## DATASET EXTRACT
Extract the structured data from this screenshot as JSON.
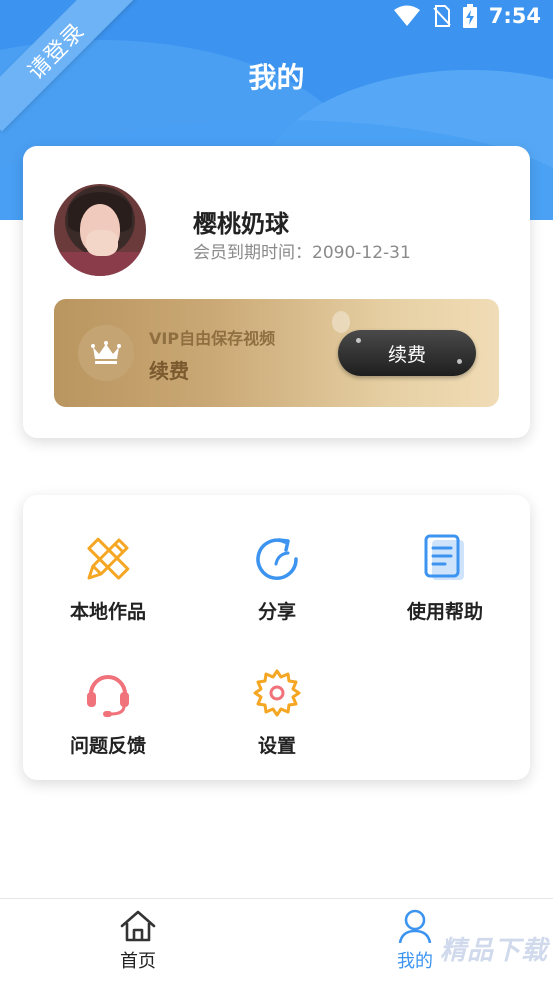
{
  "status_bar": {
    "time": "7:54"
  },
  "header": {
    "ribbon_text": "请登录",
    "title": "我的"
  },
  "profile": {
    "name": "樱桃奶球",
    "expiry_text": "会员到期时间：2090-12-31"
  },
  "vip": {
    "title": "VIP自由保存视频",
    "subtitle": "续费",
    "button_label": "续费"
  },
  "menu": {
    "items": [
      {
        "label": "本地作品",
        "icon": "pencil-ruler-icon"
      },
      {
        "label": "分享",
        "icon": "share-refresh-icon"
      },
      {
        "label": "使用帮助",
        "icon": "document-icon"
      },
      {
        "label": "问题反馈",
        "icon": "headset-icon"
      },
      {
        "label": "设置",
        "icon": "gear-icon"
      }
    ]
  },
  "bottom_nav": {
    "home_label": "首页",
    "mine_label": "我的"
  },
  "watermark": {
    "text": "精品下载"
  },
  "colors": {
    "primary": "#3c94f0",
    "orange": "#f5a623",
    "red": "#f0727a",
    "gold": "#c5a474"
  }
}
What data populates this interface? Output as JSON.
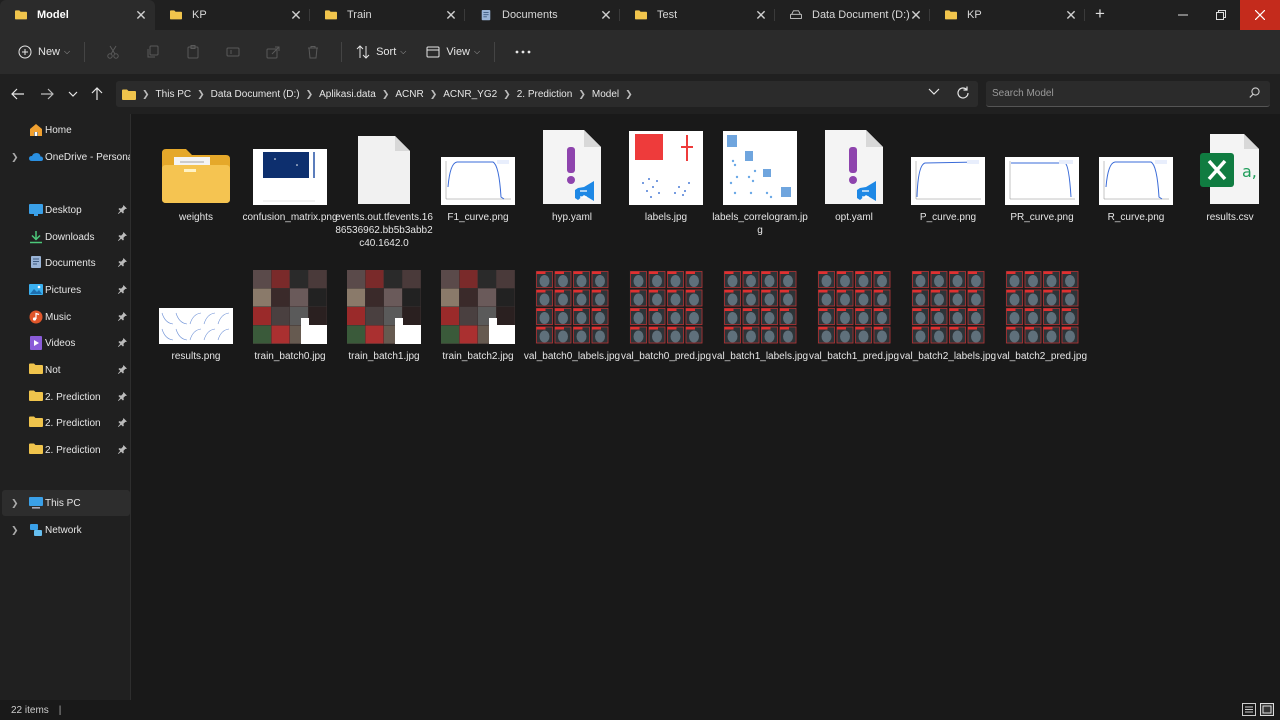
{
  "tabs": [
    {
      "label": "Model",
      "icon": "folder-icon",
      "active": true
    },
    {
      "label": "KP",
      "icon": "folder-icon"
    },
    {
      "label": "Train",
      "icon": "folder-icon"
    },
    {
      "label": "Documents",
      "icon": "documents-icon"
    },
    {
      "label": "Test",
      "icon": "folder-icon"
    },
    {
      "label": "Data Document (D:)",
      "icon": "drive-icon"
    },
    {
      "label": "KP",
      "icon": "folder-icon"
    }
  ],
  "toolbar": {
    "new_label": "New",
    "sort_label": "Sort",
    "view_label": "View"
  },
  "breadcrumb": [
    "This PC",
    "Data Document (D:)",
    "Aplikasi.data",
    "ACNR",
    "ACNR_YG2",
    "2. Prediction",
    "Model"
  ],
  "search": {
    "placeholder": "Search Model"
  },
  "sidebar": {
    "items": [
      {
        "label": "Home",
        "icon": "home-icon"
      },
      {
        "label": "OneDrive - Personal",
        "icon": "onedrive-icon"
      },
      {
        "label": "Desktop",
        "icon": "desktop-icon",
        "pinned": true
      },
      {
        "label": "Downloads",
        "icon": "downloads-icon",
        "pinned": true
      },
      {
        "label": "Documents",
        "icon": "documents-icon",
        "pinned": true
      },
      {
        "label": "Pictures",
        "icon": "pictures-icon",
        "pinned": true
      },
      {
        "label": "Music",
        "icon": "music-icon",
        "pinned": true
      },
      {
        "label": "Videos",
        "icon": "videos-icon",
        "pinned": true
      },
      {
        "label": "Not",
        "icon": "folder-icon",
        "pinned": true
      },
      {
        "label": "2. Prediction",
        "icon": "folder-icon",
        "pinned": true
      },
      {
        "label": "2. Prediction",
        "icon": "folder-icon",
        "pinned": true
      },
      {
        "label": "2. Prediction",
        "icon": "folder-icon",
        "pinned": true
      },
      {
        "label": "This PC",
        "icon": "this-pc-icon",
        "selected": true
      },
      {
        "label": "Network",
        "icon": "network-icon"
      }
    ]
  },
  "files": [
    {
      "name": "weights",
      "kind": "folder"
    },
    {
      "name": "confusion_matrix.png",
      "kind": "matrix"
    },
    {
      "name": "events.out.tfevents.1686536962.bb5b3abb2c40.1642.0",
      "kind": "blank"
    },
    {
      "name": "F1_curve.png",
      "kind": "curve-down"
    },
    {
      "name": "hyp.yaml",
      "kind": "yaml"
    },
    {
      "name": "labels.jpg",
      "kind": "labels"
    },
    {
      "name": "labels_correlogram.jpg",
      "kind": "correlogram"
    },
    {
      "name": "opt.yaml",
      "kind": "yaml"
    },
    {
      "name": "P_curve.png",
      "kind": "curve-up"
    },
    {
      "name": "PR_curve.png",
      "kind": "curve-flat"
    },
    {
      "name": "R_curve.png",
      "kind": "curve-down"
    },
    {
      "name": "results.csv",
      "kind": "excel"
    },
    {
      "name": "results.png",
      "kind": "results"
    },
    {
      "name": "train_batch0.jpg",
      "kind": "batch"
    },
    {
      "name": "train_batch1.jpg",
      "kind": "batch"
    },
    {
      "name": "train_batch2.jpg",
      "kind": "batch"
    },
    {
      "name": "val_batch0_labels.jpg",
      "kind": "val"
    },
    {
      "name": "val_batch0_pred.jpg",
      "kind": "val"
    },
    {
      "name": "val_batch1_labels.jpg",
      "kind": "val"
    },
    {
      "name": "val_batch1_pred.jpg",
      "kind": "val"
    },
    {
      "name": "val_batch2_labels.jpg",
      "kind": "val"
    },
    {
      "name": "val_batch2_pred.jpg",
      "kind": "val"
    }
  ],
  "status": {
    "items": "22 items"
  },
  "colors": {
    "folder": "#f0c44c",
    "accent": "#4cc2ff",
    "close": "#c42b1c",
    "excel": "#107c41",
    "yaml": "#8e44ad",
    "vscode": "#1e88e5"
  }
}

## PROBLEM REQUIREMENTS
Only a number is wanted: how many lines above include "JSON"?

## WRITTEN REPLY
2